What you will do: In the material below, find all lines with the string "Week" and copy them.

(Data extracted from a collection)
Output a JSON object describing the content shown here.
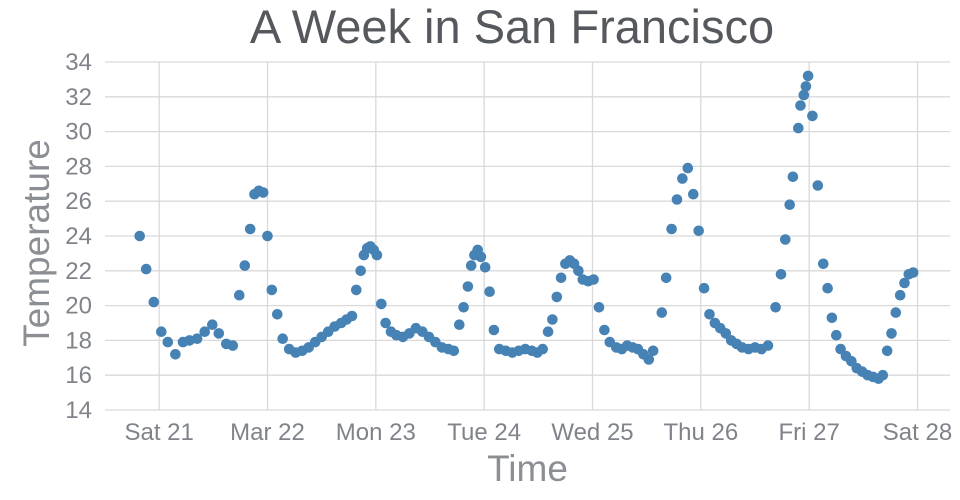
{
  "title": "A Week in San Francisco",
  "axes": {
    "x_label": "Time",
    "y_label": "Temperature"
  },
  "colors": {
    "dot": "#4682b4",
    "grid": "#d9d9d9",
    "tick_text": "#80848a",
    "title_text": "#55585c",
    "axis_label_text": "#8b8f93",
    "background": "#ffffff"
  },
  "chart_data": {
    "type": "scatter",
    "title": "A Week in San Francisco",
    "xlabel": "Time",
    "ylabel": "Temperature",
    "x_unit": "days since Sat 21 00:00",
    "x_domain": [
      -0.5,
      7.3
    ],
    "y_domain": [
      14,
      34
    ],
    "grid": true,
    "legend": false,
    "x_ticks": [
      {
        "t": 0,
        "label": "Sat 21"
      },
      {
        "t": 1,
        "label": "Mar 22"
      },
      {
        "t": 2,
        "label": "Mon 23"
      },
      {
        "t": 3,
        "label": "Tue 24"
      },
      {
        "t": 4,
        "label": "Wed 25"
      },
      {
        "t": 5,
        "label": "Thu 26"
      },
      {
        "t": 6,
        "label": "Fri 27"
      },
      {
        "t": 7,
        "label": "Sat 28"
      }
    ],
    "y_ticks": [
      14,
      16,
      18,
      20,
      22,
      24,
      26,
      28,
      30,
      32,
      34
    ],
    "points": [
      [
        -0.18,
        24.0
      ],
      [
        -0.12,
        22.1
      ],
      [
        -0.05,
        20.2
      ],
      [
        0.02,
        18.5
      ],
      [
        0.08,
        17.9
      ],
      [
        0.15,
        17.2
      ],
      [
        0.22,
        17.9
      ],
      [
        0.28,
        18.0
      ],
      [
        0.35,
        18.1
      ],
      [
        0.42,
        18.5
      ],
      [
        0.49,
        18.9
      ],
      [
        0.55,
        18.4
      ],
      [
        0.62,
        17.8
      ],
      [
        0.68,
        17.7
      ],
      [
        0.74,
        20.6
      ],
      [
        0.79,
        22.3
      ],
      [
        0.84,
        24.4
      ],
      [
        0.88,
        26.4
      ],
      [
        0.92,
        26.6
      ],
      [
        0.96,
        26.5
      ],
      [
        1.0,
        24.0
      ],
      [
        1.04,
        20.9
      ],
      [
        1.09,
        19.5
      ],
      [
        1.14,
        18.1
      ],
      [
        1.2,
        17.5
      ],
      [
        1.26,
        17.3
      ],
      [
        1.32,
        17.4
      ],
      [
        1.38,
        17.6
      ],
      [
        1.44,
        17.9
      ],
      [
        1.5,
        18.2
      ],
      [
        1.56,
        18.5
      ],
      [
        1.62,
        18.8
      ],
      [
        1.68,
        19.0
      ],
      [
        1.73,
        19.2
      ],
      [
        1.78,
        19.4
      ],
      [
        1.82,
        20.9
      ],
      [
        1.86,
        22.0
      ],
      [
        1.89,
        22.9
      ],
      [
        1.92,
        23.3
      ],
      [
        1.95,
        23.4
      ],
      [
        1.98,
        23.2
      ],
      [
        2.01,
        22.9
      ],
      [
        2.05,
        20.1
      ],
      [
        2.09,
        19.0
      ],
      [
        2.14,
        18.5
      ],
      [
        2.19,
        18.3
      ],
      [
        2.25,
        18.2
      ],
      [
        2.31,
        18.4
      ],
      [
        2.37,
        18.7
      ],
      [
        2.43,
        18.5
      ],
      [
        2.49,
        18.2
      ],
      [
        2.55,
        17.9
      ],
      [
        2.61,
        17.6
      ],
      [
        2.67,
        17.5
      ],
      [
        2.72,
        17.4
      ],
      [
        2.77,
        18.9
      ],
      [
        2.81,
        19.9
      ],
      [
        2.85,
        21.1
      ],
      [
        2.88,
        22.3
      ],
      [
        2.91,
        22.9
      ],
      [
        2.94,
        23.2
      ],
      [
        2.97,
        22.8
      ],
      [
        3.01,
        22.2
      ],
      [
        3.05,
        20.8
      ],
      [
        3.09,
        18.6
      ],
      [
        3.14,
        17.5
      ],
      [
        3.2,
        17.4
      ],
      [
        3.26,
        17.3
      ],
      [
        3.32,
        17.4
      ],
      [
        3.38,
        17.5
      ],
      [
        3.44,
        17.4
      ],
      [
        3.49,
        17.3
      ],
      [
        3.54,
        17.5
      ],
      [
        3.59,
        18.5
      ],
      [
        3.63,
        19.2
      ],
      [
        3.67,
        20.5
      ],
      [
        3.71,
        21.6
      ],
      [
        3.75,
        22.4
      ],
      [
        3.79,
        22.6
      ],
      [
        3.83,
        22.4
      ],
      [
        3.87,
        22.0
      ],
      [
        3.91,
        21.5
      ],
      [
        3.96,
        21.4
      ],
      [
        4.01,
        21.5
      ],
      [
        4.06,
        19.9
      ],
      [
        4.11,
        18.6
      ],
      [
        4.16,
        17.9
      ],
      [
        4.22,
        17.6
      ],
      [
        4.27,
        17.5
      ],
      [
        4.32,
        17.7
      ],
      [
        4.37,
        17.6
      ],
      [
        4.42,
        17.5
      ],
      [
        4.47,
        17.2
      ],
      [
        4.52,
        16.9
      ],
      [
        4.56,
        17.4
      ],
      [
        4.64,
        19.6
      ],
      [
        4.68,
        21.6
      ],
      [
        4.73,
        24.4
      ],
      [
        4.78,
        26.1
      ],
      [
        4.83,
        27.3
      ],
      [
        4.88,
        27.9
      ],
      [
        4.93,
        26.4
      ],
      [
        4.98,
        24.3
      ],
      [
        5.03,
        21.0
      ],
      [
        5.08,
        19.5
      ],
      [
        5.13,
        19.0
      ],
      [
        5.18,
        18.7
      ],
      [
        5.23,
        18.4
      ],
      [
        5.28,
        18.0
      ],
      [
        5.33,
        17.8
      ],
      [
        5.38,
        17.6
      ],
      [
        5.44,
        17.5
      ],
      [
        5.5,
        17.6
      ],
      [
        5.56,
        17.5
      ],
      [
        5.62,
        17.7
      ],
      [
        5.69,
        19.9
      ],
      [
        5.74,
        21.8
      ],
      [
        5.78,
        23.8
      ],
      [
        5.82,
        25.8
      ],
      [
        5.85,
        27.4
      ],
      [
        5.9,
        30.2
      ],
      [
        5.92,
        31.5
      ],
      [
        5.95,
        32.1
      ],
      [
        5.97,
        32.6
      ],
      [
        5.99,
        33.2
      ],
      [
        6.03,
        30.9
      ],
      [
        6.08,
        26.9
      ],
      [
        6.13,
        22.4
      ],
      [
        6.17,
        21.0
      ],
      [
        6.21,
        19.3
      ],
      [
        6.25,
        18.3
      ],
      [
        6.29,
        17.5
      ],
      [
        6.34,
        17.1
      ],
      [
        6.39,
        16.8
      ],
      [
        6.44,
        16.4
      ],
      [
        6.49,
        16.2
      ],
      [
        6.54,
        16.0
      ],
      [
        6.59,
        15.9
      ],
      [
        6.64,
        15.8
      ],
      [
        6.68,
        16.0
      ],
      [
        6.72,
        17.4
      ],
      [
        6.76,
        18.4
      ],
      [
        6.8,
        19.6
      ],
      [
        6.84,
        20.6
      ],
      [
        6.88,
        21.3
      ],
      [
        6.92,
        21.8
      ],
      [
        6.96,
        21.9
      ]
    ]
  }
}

Answer for this exercise:
  "title": "A Week in San Francisco",
    "title": "A Week in San Francisco",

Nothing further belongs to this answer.